_EXERCISE AIM_: Copy out all the entries word for word.

_DATA TO USE_:

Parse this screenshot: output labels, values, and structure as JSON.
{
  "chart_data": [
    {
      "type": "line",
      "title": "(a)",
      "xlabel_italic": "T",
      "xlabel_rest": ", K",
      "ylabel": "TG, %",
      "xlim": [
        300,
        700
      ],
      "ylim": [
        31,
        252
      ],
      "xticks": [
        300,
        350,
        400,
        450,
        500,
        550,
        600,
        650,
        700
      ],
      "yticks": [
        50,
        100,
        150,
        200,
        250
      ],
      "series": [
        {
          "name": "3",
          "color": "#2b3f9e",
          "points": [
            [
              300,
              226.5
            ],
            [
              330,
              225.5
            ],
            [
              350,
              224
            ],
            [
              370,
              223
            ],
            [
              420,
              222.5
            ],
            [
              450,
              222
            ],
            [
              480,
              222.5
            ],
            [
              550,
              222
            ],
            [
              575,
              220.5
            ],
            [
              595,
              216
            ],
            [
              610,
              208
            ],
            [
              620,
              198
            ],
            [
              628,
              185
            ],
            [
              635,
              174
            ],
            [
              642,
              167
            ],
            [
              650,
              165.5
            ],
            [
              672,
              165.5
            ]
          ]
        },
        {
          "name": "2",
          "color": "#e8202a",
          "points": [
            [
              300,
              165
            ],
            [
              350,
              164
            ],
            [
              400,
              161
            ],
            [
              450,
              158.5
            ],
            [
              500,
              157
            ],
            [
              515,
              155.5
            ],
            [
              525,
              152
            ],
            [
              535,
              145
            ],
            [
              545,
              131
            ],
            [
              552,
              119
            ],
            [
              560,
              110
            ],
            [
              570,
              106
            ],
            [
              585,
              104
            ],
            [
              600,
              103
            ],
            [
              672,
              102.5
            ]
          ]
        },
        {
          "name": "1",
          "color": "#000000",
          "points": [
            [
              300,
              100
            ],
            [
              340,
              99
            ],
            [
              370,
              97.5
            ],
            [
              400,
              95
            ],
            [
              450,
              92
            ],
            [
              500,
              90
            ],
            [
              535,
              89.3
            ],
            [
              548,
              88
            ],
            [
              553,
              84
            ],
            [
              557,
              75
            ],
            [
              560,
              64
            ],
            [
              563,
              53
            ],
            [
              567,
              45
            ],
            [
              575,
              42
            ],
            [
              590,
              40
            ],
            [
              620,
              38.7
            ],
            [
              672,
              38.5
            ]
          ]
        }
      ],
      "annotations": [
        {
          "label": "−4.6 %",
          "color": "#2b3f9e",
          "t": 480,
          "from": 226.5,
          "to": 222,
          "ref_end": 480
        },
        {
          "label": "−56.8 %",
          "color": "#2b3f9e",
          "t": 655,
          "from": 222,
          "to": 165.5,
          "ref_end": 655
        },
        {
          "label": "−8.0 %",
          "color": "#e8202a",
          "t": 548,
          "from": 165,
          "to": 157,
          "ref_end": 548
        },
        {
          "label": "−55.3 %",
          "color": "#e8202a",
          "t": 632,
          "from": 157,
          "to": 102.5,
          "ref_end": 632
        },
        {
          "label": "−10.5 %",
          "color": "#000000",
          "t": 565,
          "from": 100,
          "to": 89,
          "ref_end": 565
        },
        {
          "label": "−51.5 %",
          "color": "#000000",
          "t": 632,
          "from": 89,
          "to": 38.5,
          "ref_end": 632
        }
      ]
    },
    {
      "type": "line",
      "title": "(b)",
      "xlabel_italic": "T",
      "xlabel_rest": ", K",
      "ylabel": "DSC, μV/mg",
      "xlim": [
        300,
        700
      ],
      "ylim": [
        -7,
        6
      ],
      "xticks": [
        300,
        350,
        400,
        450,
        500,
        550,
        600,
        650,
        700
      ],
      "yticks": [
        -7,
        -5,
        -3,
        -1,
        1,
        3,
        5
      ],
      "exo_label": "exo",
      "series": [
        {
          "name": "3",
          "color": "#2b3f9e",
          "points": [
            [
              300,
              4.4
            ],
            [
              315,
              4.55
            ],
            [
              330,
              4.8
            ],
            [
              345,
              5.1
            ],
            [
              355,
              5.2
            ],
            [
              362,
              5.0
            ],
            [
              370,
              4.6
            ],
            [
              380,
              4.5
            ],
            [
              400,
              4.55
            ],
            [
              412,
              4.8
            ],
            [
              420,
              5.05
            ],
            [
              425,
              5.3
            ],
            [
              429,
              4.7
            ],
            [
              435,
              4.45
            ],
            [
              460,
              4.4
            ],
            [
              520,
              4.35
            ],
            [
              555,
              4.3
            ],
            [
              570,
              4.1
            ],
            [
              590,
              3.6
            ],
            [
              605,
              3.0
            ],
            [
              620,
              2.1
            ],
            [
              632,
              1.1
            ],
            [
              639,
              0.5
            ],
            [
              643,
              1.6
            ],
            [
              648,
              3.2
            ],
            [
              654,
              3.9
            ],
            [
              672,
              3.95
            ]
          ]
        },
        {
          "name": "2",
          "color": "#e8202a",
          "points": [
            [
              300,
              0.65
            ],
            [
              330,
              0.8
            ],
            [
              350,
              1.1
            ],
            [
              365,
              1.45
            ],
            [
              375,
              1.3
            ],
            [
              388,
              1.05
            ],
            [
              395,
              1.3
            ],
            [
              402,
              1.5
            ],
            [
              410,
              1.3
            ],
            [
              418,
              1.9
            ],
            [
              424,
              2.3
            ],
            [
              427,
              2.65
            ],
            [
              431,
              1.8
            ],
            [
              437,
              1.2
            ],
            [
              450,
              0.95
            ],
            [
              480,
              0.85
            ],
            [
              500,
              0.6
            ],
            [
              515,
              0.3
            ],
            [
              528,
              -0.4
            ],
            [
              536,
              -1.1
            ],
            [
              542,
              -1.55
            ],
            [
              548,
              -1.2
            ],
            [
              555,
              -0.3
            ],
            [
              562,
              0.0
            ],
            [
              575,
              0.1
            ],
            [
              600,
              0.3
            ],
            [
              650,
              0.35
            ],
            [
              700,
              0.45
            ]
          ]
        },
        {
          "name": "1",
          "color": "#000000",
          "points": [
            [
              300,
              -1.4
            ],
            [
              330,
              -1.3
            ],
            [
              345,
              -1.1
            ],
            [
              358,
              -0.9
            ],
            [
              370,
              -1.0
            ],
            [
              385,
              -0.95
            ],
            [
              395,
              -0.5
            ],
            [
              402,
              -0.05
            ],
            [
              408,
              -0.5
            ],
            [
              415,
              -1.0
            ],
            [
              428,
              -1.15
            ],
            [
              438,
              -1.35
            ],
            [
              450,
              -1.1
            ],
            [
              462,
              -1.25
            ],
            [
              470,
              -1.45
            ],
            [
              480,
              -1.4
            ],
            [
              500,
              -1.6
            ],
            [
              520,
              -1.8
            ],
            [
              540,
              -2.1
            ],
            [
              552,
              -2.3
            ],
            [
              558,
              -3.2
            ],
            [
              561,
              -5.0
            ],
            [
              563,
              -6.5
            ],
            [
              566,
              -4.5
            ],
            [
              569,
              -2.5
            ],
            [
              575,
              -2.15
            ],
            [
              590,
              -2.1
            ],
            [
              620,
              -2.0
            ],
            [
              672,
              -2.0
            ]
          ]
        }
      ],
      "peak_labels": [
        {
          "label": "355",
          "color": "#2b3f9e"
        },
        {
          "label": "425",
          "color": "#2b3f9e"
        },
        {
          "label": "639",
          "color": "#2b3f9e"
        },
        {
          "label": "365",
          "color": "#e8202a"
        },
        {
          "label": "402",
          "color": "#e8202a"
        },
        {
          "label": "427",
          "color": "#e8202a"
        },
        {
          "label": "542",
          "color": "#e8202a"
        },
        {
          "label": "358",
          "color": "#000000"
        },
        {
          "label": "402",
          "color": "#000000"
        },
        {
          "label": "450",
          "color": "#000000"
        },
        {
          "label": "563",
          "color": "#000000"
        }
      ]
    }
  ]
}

_REPLY_:
Parse this screenshot: output labels, values, and structure as JSON.
{
  "chart_data": [
    {
      "type": "line",
      "title": "(a)",
      "xlabel_italic": "T",
      "xlabel_rest": ", K",
      "ylabel": "TG, %",
      "xlim": [
        300,
        700
      ],
      "ylim": [
        31,
        252
      ],
      "xticks": [
        300,
        350,
        400,
        450,
        500,
        550,
        600,
        650,
        700
      ],
      "yticks": [
        50,
        100,
        150,
        200,
        250
      ],
      "series": [
        {
          "name": "3",
          "color": "#2b3f9e",
          "points": [
            [
              300,
              226.5
            ],
            [
              330,
              225.5
            ],
            [
              350,
              224
            ],
            [
              370,
              223
            ],
            [
              420,
              222.5
            ],
            [
              450,
              222
            ],
            [
              480,
              222.5
            ],
            [
              550,
              222
            ],
            [
              575,
              220.5
            ],
            [
              595,
              216
            ],
            [
              610,
              208
            ],
            [
              620,
              198
            ],
            [
              628,
              185
            ],
            [
              635,
              174
            ],
            [
              642,
              167
            ],
            [
              650,
              165.5
            ],
            [
              672,
              165.5
            ]
          ]
        },
        {
          "name": "2",
          "color": "#e8202a",
          "points": [
            [
              300,
              165
            ],
            [
              350,
              164
            ],
            [
              400,
              161
            ],
            [
              450,
              158.5
            ],
            [
              500,
              157
            ],
            [
              515,
              155.5
            ],
            [
              525,
              152
            ],
            [
              535,
              145
            ],
            [
              545,
              131
            ],
            [
              552,
              119
            ],
            [
              560,
              110
            ],
            [
              570,
              106
            ],
            [
              585,
              104
            ],
            [
              600,
              103
            ],
            [
              672,
              102.5
            ]
          ]
        },
        {
          "name": "1",
          "color": "#000000",
          "points": [
            [
              300,
              100
            ],
            [
              340,
              99
            ],
            [
              370,
              97.5
            ],
            [
              400,
              95
            ],
            [
              450,
              92
            ],
            [
              500,
              90
            ],
            [
              535,
              89.3
            ],
            [
              548,
              88
            ],
            [
              553,
              84
            ],
            [
              557,
              75
            ],
            [
              560,
              64
            ],
            [
              563,
              53
            ],
            [
              567,
              45
            ],
            [
              575,
              42
            ],
            [
              590,
              40
            ],
            [
              620,
              38.7
            ],
            [
              672,
              38.5
            ]
          ]
        }
      ],
      "annotations": [
        {
          "label": "−4.6 %",
          "color": "#2b3f9e",
          "t": 480,
          "from": 226.5,
          "to": 222,
          "ref_end": 480
        },
        {
          "label": "−56.8 %",
          "color": "#2b3f9e",
          "t": 655,
          "from": 222,
          "to": 165.5,
          "ref_end": 655
        },
        {
          "label": "−8.0 %",
          "color": "#e8202a",
          "t": 548,
          "from": 165,
          "to": 157,
          "ref_end": 548
        },
        {
          "label": "−55.3 %",
          "color": "#e8202a",
          "t": 632,
          "from": 157,
          "to": 102.5,
          "ref_end": 632
        },
        {
          "label": "−10.5 %",
          "color": "#000000",
          "t": 565,
          "from": 100,
          "to": 89,
          "ref_end": 565
        },
        {
          "label": "−51.5 %",
          "color": "#000000",
          "t": 632,
          "from": 89,
          "to": 38.5,
          "ref_end": 632
        }
      ]
    },
    {
      "type": "line",
      "title": "(b)",
      "xlabel_italic": "T",
      "xlabel_rest": ", K",
      "ylabel": "DSC, μV/mg",
      "xlim": [
        300,
        700
      ],
      "ylim": [
        -7,
        6
      ],
      "xticks": [
        300,
        350,
        400,
        450,
        500,
        550,
        600,
        650,
        700
      ],
      "yticks": [
        -7,
        -5,
        -3,
        -1,
        1,
        3,
        5
      ],
      "exo_label": "exo",
      "series": [
        {
          "name": "3",
          "color": "#2b3f9e",
          "points": [
            [
              300,
              4.4
            ],
            [
              315,
              4.55
            ],
            [
              330,
              4.8
            ],
            [
              345,
              5.1
            ],
            [
              355,
              5.2
            ],
            [
              362,
              5.0
            ],
            [
              370,
              4.6
            ],
            [
              380,
              4.5
            ],
            [
              400,
              4.55
            ],
            [
              412,
              4.8
            ],
            [
              420,
              5.05
            ],
            [
              425,
              5.3
            ],
            [
              429,
              4.7
            ],
            [
              435,
              4.45
            ],
            [
              460,
              4.4
            ],
            [
              520,
              4.35
            ],
            [
              555,
              4.3
            ],
            [
              570,
              4.1
            ],
            [
              590,
              3.6
            ],
            [
              605,
              3.0
            ],
            [
              620,
              2.1
            ],
            [
              632,
              1.1
            ],
            [
              639,
              0.5
            ],
            [
              643,
              1.6
            ],
            [
              648,
              3.2
            ],
            [
              654,
              3.9
            ],
            [
              672,
              3.95
            ]
          ]
        },
        {
          "name": "2",
          "color": "#e8202a",
          "points": [
            [
              300,
              0.65
            ],
            [
              330,
              0.8
            ],
            [
              350,
              1.1
            ],
            [
              365,
              1.45
            ],
            [
              375,
              1.3
            ],
            [
              388,
              1.05
            ],
            [
              395,
              1.3
            ],
            [
              402,
              1.5
            ],
            [
              410,
              1.3
            ],
            [
              418,
              1.9
            ],
            [
              424,
              2.3
            ],
            [
              427,
              2.65
            ],
            [
              431,
              1.8
            ],
            [
              437,
              1.2
            ],
            [
              450,
              0.95
            ],
            [
              480,
              0.85
            ],
            [
              500,
              0.6
            ],
            [
              515,
              0.3
            ],
            [
              528,
              -0.4
            ],
            [
              536,
              -1.1
            ],
            [
              542,
              -1.55
            ],
            [
              548,
              -1.2
            ],
            [
              555,
              -0.3
            ],
            [
              562,
              0.0
            ],
            [
              575,
              0.1
            ],
            [
              600,
              0.3
            ],
            [
              650,
              0.35
            ],
            [
              700,
              0.45
            ]
          ]
        },
        {
          "name": "1",
          "color": "#000000",
          "points": [
            [
              300,
              -1.4
            ],
            [
              330,
              -1.3
            ],
            [
              345,
              -1.1
            ],
            [
              358,
              -0.9
            ],
            [
              370,
              -1.0
            ],
            [
              385,
              -0.95
            ],
            [
              395,
              -0.5
            ],
            [
              402,
              -0.05
            ],
            [
              408,
              -0.5
            ],
            [
              415,
              -1.0
            ],
            [
              428,
              -1.15
            ],
            [
              438,
              -1.35
            ],
            [
              450,
              -1.1
            ],
            [
              462,
              -1.25
            ],
            [
              470,
              -1.45
            ],
            [
              480,
              -1.4
            ],
            [
              500,
              -1.6
            ],
            [
              520,
              -1.8
            ],
            [
              540,
              -2.1
            ],
            [
              552,
              -2.3
            ],
            [
              558,
              -3.2
            ],
            [
              561,
              -5.0
            ],
            [
              563,
              -6.5
            ],
            [
              566,
              -4.5
            ],
            [
              569,
              -2.5
            ],
            [
              575,
              -2.15
            ],
            [
              590,
              -2.1
            ],
            [
              620,
              -2.0
            ],
            [
              672,
              -2.0
            ]
          ]
        }
      ],
      "peak_labels": [
        {
          "label": "355",
          "color": "#2b3f9e"
        },
        {
          "label": "425",
          "color": "#2b3f9e"
        },
        {
          "label": "639",
          "color": "#2b3f9e"
        },
        {
          "label": "365",
          "color": "#e8202a"
        },
        {
          "label": "402",
          "color": "#e8202a"
        },
        {
          "label": "427",
          "color": "#e8202a"
        },
        {
          "label": "542",
          "color": "#e8202a"
        },
        {
          "label": "358",
          "color": "#000000"
        },
        {
          "label": "402",
          "color": "#000000"
        },
        {
          "label": "450",
          "color": "#000000"
        },
        {
          "label": "563",
          "color": "#000000"
        }
      ]
    }
  ]
}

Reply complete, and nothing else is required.